GIVEN EXERCISE - Give every line of the material again, exactly as written.

::::

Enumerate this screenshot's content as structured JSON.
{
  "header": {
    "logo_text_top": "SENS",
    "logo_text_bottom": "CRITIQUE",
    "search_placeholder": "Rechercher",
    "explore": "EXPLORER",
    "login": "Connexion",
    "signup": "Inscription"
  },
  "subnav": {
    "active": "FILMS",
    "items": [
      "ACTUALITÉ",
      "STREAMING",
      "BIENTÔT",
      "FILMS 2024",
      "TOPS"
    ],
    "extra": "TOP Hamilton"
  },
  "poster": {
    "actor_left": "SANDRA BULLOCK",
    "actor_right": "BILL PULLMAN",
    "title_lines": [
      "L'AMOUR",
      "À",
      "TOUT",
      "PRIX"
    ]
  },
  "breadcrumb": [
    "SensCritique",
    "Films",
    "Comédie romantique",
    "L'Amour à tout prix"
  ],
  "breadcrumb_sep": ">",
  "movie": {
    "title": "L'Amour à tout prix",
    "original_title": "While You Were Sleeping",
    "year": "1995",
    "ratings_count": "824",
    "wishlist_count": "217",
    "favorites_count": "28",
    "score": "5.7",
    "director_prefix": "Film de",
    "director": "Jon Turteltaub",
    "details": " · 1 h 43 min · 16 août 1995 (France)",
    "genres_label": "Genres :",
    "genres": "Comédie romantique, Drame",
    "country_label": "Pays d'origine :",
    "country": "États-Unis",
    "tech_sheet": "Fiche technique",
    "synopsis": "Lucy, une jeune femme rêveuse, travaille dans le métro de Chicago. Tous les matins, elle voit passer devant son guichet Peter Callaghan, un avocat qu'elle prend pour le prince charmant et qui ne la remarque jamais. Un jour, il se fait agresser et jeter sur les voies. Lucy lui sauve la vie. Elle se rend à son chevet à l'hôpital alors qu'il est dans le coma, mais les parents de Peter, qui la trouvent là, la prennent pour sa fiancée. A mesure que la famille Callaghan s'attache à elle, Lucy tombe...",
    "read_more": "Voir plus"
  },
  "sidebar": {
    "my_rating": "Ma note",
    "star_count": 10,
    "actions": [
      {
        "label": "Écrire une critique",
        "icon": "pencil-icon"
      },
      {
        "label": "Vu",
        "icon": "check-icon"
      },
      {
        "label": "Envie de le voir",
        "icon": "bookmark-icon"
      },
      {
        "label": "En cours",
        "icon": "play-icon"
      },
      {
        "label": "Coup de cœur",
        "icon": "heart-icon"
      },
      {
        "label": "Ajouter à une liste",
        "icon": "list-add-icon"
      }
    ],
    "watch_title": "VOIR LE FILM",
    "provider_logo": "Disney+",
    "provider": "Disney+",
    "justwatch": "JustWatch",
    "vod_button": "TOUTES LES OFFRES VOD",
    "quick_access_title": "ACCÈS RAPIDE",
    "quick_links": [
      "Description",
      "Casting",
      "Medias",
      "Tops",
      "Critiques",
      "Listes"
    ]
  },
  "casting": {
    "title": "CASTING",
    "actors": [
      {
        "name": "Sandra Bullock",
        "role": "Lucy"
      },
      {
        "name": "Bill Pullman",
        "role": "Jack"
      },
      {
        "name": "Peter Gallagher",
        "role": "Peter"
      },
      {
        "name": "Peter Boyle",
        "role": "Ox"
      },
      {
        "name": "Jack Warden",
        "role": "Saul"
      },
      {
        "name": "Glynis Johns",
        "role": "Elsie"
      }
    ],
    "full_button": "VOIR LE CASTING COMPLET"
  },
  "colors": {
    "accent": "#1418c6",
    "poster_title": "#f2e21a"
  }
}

::::

WORKED SOLUTION -
Enumerate this screenshot's content as structured JSON.
{
  "header": {
    "logo_text_top": "SENS",
    "logo_text_bottom": "CRITIQUE",
    "search_placeholder": "Rechercher",
    "explore": "EXPLORER",
    "login": "Connexion",
    "signup": "Inscription"
  },
  "subnav": {
    "active": "FILMS",
    "items": [
      "ACTUALITÉ",
      "STREAMING",
      "BIENTÔT",
      "FILMS 2024",
      "TOPS"
    ],
    "extra": "TOP Hamilton"
  },
  "poster": {
    "actor_left": "SANDRA BULLOCK",
    "actor_right": "BILL PULLMAN",
    "title_lines": [
      "L'AMOUR",
      "À",
      "TOUT",
      "PRIX"
    ]
  },
  "breadcrumb": [
    "SensCritique",
    "Films",
    "Comédie romantique",
    "L'Amour à tout prix"
  ],
  "breadcrumb_sep": ">",
  "movie": {
    "title": "L'Amour à tout prix",
    "original_title": "While You Were Sleeping",
    "year": "1995",
    "ratings_count": "824",
    "wishlist_count": "217",
    "favorites_count": "28",
    "score": "5.7",
    "director_prefix": "Film de",
    "director": "Jon Turteltaub",
    "details": " · 1 h 43 min · 16 août 1995 (France)",
    "genres_label": "Genres :",
    "genres": "Comédie romantique, Drame",
    "country_label": "Pays d'origine :",
    "country": "États-Unis",
    "tech_sheet": "Fiche technique",
    "synopsis": "Lucy, une jeune femme rêveuse, travaille dans le métro de Chicago. Tous les matins, elle voit passer devant son guichet Peter Callaghan, un avocat qu'elle prend pour le prince charmant et qui ne la remarque jamais. Un jour, il se fait agresser et jeter sur les voies. Lucy lui sauve la vie. Elle se rend à son chevet à l'hôpital alors qu'il est dans le coma, mais les parents de Peter, qui la trouvent là, la prennent pour sa fiancée. A mesure que la famille Callaghan s'attache à elle, Lucy tombe...",
    "read_more": "Voir plus"
  },
  "sidebar": {
    "my_rating": "Ma note",
    "star_count": 10,
    "actions": [
      {
        "label": "Écrire une critique",
        "icon": "pencil-icon"
      },
      {
        "label": "Vu",
        "icon": "check-icon"
      },
      {
        "label": "Envie de le voir",
        "icon": "bookmark-icon"
      },
      {
        "label": "En cours",
        "icon": "play-icon"
      },
      {
        "label": "Coup de cœur",
        "icon": "heart-icon"
      },
      {
        "label": "Ajouter à une liste",
        "icon": "list-add-icon"
      }
    ],
    "watch_title": "VOIR LE FILM",
    "provider_logo": "Disney+",
    "provider": "Disney+",
    "justwatch": "JustWatch",
    "vod_button": "TOUTES LES OFFRES VOD",
    "quick_access_title": "ACCÈS RAPIDE",
    "quick_links": [
      "Description",
      "Casting",
      "Medias",
      "Tops",
      "Critiques",
      "Listes"
    ]
  },
  "casting": {
    "title": "CASTING",
    "actors": [
      {
        "name": "Sandra Bullock",
        "role": "Lucy"
      },
      {
        "name": "Bill Pullman",
        "role": "Jack"
      },
      {
        "name": "Peter Gallagher",
        "role": "Peter"
      },
      {
        "name": "Peter Boyle",
        "role": "Ox"
      },
      {
        "name": "Jack Warden",
        "role": "Saul"
      },
      {
        "name": "Glynis Johns",
        "role": "Elsie"
      }
    ],
    "full_button": "VOIR LE CASTING COMPLET"
  },
  "colors": {
    "accent": "#1418c6",
    "poster_title": "#f2e21a"
  }
}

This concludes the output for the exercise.